:: Given request ::
What lines of the data include the string "ylabel"? Copy them all.

:: Input rows ::
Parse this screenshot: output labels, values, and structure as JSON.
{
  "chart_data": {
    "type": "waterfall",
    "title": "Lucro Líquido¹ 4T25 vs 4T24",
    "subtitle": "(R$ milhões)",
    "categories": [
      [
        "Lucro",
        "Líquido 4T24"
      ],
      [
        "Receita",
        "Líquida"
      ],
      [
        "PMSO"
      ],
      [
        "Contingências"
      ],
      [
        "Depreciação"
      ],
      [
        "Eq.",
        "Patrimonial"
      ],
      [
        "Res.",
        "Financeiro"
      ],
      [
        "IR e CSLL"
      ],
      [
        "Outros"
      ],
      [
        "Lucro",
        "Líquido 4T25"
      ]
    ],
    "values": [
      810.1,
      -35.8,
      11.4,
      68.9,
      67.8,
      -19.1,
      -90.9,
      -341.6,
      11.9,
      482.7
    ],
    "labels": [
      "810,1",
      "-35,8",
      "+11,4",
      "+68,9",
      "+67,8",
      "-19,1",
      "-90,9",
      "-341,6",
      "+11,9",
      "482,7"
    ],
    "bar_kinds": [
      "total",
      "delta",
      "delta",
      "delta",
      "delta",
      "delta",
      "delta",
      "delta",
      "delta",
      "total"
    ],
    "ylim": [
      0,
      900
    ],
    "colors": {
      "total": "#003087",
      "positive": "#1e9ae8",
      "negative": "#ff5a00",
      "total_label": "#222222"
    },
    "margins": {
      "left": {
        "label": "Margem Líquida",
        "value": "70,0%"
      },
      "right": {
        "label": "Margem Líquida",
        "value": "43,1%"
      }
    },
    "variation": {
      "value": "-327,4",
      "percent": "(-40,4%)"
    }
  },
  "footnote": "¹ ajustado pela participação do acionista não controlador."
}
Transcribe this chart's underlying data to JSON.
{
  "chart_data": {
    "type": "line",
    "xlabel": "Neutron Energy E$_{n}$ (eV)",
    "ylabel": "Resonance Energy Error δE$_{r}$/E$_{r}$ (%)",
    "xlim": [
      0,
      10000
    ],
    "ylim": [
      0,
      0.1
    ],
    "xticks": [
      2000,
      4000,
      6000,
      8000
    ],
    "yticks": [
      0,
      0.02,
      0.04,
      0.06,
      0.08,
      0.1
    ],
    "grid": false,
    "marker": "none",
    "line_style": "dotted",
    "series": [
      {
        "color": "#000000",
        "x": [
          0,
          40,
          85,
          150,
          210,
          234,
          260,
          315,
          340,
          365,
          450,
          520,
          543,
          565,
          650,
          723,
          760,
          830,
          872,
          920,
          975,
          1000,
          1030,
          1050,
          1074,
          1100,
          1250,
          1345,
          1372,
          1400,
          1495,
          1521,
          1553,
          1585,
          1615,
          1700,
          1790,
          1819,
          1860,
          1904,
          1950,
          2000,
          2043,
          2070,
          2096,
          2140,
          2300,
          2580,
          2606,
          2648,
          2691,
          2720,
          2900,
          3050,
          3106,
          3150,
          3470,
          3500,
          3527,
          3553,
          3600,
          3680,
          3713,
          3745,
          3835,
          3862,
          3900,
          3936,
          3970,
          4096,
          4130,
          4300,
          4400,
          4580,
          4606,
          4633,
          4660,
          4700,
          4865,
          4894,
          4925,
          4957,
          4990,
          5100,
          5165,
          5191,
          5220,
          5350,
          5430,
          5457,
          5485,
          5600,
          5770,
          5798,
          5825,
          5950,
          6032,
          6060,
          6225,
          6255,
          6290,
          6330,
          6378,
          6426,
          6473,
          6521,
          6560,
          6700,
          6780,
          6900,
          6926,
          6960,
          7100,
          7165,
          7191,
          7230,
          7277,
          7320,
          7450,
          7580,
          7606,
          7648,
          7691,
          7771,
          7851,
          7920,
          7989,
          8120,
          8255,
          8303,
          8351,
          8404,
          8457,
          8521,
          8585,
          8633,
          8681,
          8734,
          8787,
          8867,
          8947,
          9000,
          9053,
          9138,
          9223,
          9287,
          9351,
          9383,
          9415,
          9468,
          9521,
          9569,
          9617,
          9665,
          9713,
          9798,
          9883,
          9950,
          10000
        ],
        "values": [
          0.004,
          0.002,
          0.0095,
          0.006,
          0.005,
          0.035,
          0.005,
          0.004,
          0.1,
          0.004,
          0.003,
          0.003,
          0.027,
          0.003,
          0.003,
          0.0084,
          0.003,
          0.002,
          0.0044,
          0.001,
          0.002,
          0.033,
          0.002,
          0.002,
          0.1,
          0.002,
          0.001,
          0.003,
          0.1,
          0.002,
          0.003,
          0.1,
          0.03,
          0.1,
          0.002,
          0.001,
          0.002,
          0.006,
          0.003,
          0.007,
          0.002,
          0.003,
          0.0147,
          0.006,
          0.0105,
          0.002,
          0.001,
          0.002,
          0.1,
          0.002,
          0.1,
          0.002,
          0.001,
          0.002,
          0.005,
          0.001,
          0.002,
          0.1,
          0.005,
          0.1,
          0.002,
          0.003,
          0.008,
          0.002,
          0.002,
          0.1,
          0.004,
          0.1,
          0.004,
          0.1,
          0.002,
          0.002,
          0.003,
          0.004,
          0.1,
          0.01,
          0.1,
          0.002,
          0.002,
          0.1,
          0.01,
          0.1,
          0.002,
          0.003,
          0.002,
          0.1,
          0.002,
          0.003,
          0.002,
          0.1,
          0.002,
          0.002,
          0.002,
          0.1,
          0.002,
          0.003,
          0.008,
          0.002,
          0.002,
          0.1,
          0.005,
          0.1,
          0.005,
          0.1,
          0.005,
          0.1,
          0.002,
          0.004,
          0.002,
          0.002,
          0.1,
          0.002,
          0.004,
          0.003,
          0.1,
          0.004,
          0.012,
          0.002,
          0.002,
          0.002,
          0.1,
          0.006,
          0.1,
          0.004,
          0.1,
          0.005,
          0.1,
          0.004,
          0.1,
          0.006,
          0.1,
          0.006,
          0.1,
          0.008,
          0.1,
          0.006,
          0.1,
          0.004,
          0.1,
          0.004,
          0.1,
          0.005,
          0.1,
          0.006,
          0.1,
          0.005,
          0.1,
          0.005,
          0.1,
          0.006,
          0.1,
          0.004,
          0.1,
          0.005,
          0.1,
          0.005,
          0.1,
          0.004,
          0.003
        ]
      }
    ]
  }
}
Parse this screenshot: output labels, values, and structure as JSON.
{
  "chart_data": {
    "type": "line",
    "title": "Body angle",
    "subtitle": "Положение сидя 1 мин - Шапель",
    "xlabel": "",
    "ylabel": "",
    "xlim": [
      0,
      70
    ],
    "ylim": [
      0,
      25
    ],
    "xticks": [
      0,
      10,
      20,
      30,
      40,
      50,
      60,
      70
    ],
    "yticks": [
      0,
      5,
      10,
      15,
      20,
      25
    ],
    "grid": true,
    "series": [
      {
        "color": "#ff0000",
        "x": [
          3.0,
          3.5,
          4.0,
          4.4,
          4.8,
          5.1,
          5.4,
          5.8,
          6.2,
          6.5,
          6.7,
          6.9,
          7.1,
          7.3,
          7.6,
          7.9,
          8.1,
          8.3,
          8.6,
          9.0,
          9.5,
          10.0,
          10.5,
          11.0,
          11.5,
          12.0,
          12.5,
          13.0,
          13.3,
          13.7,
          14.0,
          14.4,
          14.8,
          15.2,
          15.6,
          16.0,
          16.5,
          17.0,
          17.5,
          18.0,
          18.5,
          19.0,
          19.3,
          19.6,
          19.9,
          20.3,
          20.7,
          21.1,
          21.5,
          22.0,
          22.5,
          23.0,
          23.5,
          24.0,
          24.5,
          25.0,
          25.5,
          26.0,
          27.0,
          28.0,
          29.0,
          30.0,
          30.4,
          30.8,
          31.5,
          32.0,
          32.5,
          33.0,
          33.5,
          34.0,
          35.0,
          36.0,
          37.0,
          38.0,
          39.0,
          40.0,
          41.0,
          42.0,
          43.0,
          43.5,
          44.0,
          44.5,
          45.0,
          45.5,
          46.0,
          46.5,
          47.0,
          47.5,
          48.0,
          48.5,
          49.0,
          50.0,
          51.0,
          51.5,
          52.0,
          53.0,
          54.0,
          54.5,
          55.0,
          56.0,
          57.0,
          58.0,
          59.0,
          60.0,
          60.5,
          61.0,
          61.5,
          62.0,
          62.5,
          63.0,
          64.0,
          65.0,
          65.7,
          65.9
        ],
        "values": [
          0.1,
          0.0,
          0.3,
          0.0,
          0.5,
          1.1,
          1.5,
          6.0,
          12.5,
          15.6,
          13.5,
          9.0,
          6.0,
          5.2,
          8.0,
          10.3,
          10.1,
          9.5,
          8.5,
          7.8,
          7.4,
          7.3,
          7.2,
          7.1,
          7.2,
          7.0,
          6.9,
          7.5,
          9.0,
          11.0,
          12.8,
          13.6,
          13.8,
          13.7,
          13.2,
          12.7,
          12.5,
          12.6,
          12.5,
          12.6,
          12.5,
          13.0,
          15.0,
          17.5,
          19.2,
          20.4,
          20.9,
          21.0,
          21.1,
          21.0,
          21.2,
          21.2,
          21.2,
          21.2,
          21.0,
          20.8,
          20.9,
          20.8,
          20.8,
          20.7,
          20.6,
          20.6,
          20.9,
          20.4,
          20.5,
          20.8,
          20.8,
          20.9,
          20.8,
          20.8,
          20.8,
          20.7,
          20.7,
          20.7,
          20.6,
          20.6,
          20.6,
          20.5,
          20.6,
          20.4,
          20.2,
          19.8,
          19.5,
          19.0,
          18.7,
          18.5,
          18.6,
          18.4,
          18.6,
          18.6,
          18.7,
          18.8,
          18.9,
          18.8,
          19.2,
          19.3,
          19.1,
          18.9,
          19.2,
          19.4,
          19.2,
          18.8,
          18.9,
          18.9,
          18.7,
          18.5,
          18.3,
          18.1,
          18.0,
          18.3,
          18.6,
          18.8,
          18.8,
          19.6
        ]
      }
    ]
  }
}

:: Exercise response ::
    "ylabel": "Resonance Energy Error δE$_{r}$/E$_{r}$ (%)",
    "ylabel": "",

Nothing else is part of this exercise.